▸ **Task directions**
Scan each line of the records for the word "Units" and extract the ones that have it.

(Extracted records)
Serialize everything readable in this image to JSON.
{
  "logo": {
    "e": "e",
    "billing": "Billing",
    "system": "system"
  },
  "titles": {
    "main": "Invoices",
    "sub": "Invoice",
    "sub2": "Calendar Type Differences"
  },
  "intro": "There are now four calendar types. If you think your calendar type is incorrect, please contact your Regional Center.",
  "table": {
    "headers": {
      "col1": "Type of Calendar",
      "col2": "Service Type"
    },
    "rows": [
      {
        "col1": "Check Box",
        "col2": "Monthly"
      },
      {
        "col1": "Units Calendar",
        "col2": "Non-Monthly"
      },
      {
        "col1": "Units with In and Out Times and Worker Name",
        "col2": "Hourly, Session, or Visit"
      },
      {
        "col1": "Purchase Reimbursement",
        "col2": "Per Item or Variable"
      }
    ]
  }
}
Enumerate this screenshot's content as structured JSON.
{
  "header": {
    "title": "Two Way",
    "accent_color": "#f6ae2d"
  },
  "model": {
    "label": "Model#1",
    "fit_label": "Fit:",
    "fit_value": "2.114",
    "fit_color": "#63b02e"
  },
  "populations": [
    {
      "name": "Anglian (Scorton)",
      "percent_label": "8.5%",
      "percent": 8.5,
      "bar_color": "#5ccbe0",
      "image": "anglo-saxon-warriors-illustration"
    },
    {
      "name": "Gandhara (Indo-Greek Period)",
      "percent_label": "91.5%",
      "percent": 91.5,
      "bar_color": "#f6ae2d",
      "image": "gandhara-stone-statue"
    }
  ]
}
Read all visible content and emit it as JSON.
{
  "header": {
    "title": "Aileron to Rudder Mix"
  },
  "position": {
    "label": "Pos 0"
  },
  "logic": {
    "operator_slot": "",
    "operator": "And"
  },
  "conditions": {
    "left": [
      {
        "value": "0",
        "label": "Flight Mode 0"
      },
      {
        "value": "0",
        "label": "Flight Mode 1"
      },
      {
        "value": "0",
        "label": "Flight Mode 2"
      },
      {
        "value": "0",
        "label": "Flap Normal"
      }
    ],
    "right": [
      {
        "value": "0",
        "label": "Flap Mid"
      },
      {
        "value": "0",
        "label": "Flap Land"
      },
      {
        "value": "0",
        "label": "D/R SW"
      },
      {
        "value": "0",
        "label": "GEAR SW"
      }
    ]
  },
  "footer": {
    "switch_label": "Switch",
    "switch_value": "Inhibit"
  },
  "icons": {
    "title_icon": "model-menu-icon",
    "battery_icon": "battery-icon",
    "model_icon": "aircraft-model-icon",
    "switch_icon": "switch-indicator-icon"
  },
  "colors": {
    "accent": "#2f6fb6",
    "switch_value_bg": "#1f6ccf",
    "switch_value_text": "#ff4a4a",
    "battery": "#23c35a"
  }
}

▸ **Task response**
        "col1": "Units Calendar",
        "col1": "Units with In and Out Times and Worker Name",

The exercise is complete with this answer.